--- Begin Data entries ---

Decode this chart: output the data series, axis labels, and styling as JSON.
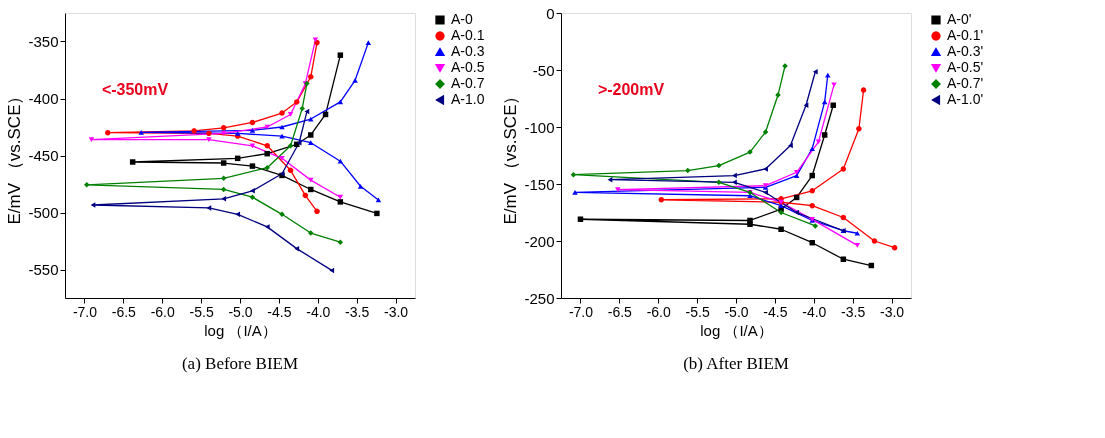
{
  "chart_data": [
    {
      "type": "line",
      "title": "(a) Before BIEM",
      "xlabel": "log （I/A）",
      "ylabel": "E/mV （vs.SCE）",
      "annotations": [
        "<-350mV"
      ],
      "xlim": [
        -7.25,
        -2.75
      ],
      "ylim": [
        -575,
        -325
      ],
      "xticks": [
        {
          "value": -7,
          "label": "-7.0"
        },
        {
          "value": -6.5,
          "label": "-6.5"
        },
        {
          "value": -6,
          "label": "-6.0"
        },
        {
          "value": -5.5,
          "label": "-5.5"
        },
        {
          "value": -5,
          "label": "-5.0"
        },
        {
          "value": -4.5,
          "label": "-4.5"
        },
        {
          "value": -4,
          "label": "-4.0"
        },
        {
          "value": -3.5,
          "label": "-3.5"
        },
        {
          "value": -3,
          "label": "-3.0"
        }
      ],
      "yticks": [
        -550,
        -500,
        -450,
        -400,
        -350
      ],
      "grid": false,
      "legend": "right",
      "line_style": "solid",
      "series": [
        {
          "name": "A-0",
          "color": "#000000",
          "marker": "square",
          "x": [
            -3.24,
            -3.71,
            -4.09,
            -4.46,
            -4.84,
            -5.21,
            -6.38,
            -5.03,
            -4.65,
            -4.27,
            -4.09,
            -3.9,
            -3.71
          ],
          "values": [
            -500.8,
            -490.7,
            -479.8,
            -467.5,
            -459.3,
            -456.6,
            -455.7,
            -452.5,
            -448.4,
            -440.2,
            -432,
            -414,
            -362
          ]
        },
        {
          "name": "A-0.1",
          "color": "#ff0000",
          "marker": "circle",
          "x": [
            -4.01,
            -4.16,
            -4.35,
            -4.65,
            -5.03,
            -5.4,
            -6.7,
            -5.59,
            -5.21,
            -4.84,
            -4.46,
            -4.27,
            -4.09,
            -4.01
          ],
          "values": [
            -499,
            -485,
            -463,
            -441.5,
            -433,
            -430.6,
            -430,
            -428.4,
            -425.7,
            -421,
            -412.8,
            -403,
            -381,
            -351
          ]
        },
        {
          "name": "A-0.3",
          "color": "#0000ff",
          "marker": "triangle",
          "x": [
            -3.22,
            -3.45,
            -3.71,
            -4.09,
            -4.46,
            -5.03,
            -6.27,
            -4.84,
            -4.46,
            -4.09,
            -3.71,
            -3.52,
            -3.35
          ],
          "values": [
            -489,
            -477,
            -455,
            -438.8,
            -433,
            -430.6,
            -429.8,
            -427.9,
            -425,
            -418,
            -403,
            -384,
            -351
          ]
        },
        {
          "name": "A-0.5",
          "color": "#ff00ff",
          "marker": "triangle-down",
          "x": [
            -3.71,
            -4.09,
            -4.46,
            -4.84,
            -5.4,
            -6.91,
            -5.21,
            -4.65,
            -4.35,
            -4.16,
            -4.03
          ],
          "values": [
            -486.6,
            -471.6,
            -452.5,
            -441.5,
            -436,
            -436,
            -430.6,
            -425,
            -414,
            -387,
            -348.6
          ]
        },
        {
          "name": "A-0.7",
          "color": "#008000",
          "marker": "diamond",
          "x": [
            -3.71,
            -4.09,
            -4.46,
            -4.84,
            -5.21,
            -6.97,
            -5.21,
            -4.65,
            -4.35,
            -4.2,
            -4.14
          ],
          "values": [
            -526,
            -518,
            -501.6,
            -486.6,
            -479.8,
            -475.7,
            -470,
            -460.7,
            -441.5,
            -408.7,
            -386.9
          ]
        },
        {
          "name": "A-1.0",
          "color": "#000080",
          "marker": "triangle-left",
          "x": [
            -3.82,
            -4.27,
            -4.65,
            -5.03,
            -5.4,
            -6.89,
            -5.21,
            -4.84,
            -4.46,
            -4.24,
            -4.14
          ],
          "values": [
            -550.8,
            -531.7,
            -512.6,
            -501.6,
            -496,
            -493.4,
            -488,
            -481,
            -466,
            -438.8,
            -411.5
          ]
        }
      ]
    },
    {
      "type": "line",
      "title": "(b) After BIEM",
      "xlabel": "log （I/A）",
      "ylabel": "E/mV （vs.SCE）",
      "annotations": [
        ">-200mV"
      ],
      "xlim": [
        -7.25,
        -2.75
      ],
      "ylim": [
        -250,
        0
      ],
      "xticks": [
        {
          "value": -7,
          "label": "-7.0"
        },
        {
          "value": -6.5,
          "label": "-6.5"
        },
        {
          "value": -6,
          "label": "-6.0"
        },
        {
          "value": -5.5,
          "label": "-5.5"
        },
        {
          "value": -5,
          "label": "-5.0"
        },
        {
          "value": -4.5,
          "label": "-4.5"
        },
        {
          "value": -4,
          "label": "-4.0"
        },
        {
          "value": -3.5,
          "label": "-3.5"
        },
        {
          "value": -3,
          "label": "-3.0"
        }
      ],
      "yticks": [
        -250,
        -200,
        -150,
        -100,
        -50,
        0
      ],
      "grid": false,
      "legend": "right",
      "line_style": "solid",
      "series": [
        {
          "name": "A-0'",
          "color": "#000000",
          "marker": "square",
          "x": [
            -3.26,
            -3.62,
            -4.02,
            -4.42,
            -4.82,
            -7.0,
            -4.82,
            -4.42,
            -4.22,
            -4.02,
            -3.86,
            -3.75
          ],
          "values": [
            -221.5,
            -216,
            -201.5,
            -189.7,
            -185.3,
            -180.9,
            -182,
            -172,
            -161.8,
            -142.6,
            -107,
            -80.9
          ]
        },
        {
          "name": "A-0.1'",
          "color": "#ff0000",
          "marker": "circle",
          "x": [
            -2.96,
            -3.22,
            -3.62,
            -4.02,
            -4.42,
            -5.96,
            -4.42,
            -4.02,
            -3.62,
            -3.42,
            -3.36
          ],
          "values": [
            -205.9,
            -200,
            -179.4,
            -169,
            -166,
            -163.8,
            -163,
            -156,
            -136.8,
            -101.5,
            -67.6
          ]
        },
        {
          "name": "A-0.3'",
          "color": "#0000ff",
          "marker": "triangle",
          "x": [
            -3.44,
            -3.62,
            -4.02,
            -4.42,
            -4.82,
            -7.07,
            -4.62,
            -4.22,
            -4.02,
            -3.86,
            -3.82
          ],
          "values": [
            -193.2,
            -191,
            -182,
            -169,
            -160.3,
            -157.4,
            -153,
            -142.6,
            -119,
            -78,
            -54.4
          ]
        },
        {
          "name": "A-0.5'",
          "color": "#ff00ff",
          "marker": "triangle-down",
          "x": [
            -3.44,
            -4.02,
            -4.42,
            -4.82,
            -6.52,
            -4.62,
            -4.22,
            -3.94,
            -3.74
          ],
          "values": [
            -203.8,
            -181,
            -166,
            -157.4,
            -155,
            -151.5,
            -139.7,
            -113,
            -63
          ]
        },
        {
          "name": "A-0.7'",
          "color": "#008000",
          "marker": "diamond",
          "x": [
            -3.98,
            -4.42,
            -4.82,
            -5.22,
            -7.09,
            -5.62,
            -5.22,
            -4.82,
            -4.62,
            -4.46,
            -4.37
          ],
          "values": [
            -186.8,
            -175,
            -157.4,
            -148.5,
            -141.8,
            -138.2,
            -133.8,
            -122,
            -104.4,
            -72,
            -46.5
          ]
        },
        {
          "name": "A-1.0'",
          "color": "#000080",
          "marker": "triangle-left",
          "x": [
            -3.62,
            -4.22,
            -4.62,
            -5.02,
            -6.62,
            -5.02,
            -4.62,
            -4.3,
            -4.1,
            -3.98
          ],
          "values": [
            -191,
            -175,
            -157.4,
            -148.5,
            -146.2,
            -142.6,
            -136.8,
            -116.2,
            -80.9,
            -51.5
          ]
        }
      ]
    }
  ]
}
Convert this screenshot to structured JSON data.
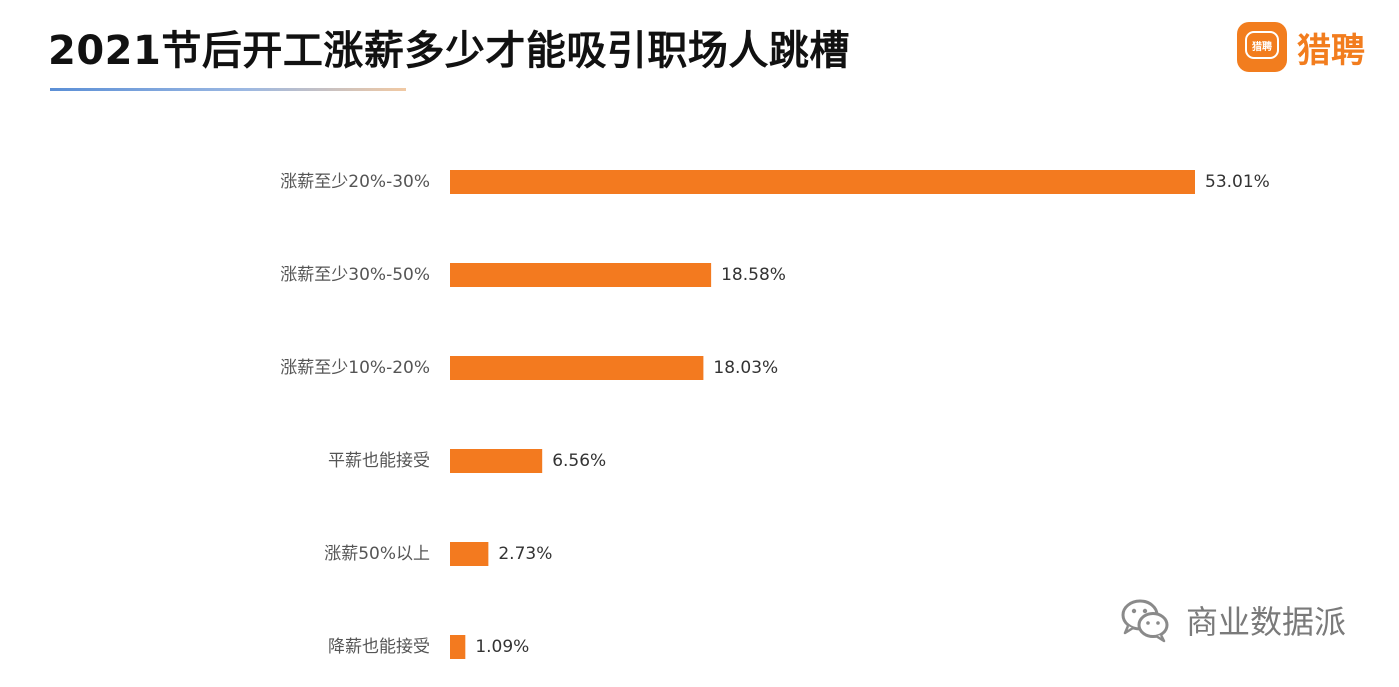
{
  "header": {
    "title": "2021节后开工涨薪多少才能吸引职场人跳槽",
    "logo_text": "猎聘",
    "logo_icon_text": "猎聘",
    "logo_icon": "liepin-logo-icon"
  },
  "watermark": {
    "text": "商业数据派",
    "icon": "wechat-icon"
  },
  "colors": {
    "bar": "#f37a1f",
    "label": "#555555",
    "value": "#333333",
    "brand": "#f27d1e"
  },
  "chart_data": {
    "type": "bar",
    "orientation": "horizontal",
    "title": "2021节后开工涨薪多少才能吸引职场人跳槽",
    "categories": [
      "涨薪至少20%-30%",
      "涨薪至少30%-50%",
      "涨薪至少10%-20%",
      "平薪也能接受",
      "涨薪50%以上",
      "降薪也能接受"
    ],
    "values": [
      53.01,
      18.58,
      18.03,
      6.56,
      2.73,
      1.09
    ],
    "value_labels": [
      "53.01%",
      "18.58%",
      "18.03%",
      "6.56%",
      "2.73%",
      "1.09%"
    ],
    "xlim": [
      0,
      53.01
    ],
    "grid": false,
    "legend": "none"
  }
}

--- End Data entries ---

▶ Exercise details
Filter the records above for lines containing the word "JSON", and copy those lines.

▶ Problem solution
Decode this chart: output the data series, axis labels, and styling as JSON.
Convert this screenshot to structured JSON data.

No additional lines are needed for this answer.